TASK DESCRIPTION
Show only lines that include "text".

======== LISTED RECORDS

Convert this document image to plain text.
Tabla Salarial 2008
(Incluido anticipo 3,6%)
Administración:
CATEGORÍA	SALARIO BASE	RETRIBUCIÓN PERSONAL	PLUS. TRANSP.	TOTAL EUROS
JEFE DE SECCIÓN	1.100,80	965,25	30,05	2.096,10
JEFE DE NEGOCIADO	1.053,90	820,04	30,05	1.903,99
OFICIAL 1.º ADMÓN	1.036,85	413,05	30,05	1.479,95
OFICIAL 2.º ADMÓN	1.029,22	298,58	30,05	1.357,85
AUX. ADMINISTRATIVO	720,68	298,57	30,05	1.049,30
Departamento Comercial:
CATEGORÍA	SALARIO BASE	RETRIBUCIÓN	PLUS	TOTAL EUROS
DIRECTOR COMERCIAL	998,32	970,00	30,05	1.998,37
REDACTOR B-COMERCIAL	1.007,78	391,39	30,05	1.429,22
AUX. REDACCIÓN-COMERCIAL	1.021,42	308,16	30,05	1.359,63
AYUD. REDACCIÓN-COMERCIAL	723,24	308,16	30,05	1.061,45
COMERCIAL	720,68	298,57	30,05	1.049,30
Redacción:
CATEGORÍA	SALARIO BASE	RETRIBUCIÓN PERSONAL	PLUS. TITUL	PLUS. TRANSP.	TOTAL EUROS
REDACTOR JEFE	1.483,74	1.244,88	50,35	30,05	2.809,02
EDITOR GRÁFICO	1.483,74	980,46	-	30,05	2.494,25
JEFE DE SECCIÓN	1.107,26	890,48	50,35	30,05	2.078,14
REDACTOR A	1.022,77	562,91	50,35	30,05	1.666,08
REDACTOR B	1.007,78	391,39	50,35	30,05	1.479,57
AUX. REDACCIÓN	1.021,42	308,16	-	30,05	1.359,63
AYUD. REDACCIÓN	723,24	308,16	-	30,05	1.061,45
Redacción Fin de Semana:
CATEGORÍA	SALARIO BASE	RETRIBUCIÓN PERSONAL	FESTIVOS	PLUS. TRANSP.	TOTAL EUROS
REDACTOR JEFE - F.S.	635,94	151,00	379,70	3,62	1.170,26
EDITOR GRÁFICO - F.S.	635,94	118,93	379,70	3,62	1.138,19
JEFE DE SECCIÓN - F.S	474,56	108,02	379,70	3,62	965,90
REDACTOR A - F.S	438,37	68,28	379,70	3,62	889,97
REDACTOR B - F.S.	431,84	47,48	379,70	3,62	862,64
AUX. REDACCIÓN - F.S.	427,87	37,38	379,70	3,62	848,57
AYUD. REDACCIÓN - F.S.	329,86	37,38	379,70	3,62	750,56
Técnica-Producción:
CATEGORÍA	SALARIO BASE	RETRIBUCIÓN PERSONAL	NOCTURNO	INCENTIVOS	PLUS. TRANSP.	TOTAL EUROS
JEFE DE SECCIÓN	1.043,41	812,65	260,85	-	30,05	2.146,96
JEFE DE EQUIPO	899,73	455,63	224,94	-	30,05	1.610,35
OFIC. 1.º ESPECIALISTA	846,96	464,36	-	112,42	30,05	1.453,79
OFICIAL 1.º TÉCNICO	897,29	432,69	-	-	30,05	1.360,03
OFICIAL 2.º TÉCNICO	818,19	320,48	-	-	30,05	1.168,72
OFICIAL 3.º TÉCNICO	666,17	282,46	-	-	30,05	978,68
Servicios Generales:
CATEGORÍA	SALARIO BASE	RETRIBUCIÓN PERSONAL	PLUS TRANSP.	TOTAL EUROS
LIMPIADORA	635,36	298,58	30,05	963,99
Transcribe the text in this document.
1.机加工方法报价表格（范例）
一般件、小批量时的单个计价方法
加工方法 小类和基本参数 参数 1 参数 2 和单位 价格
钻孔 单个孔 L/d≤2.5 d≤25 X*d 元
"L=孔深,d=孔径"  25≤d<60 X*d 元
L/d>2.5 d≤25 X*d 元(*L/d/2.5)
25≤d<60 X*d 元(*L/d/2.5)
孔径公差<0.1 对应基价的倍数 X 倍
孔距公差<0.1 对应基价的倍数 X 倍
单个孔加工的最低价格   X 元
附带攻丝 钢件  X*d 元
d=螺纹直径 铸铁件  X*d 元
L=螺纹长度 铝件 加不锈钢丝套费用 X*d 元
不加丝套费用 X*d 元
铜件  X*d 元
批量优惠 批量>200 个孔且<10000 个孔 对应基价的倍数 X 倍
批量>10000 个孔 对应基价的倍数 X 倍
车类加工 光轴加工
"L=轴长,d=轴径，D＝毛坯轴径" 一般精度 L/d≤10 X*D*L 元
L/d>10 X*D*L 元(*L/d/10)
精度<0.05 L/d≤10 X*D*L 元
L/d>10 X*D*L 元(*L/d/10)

================

OUTPUT OF THE EXERCISE
Convert this document image to plain text.
Transcribe the text in this document.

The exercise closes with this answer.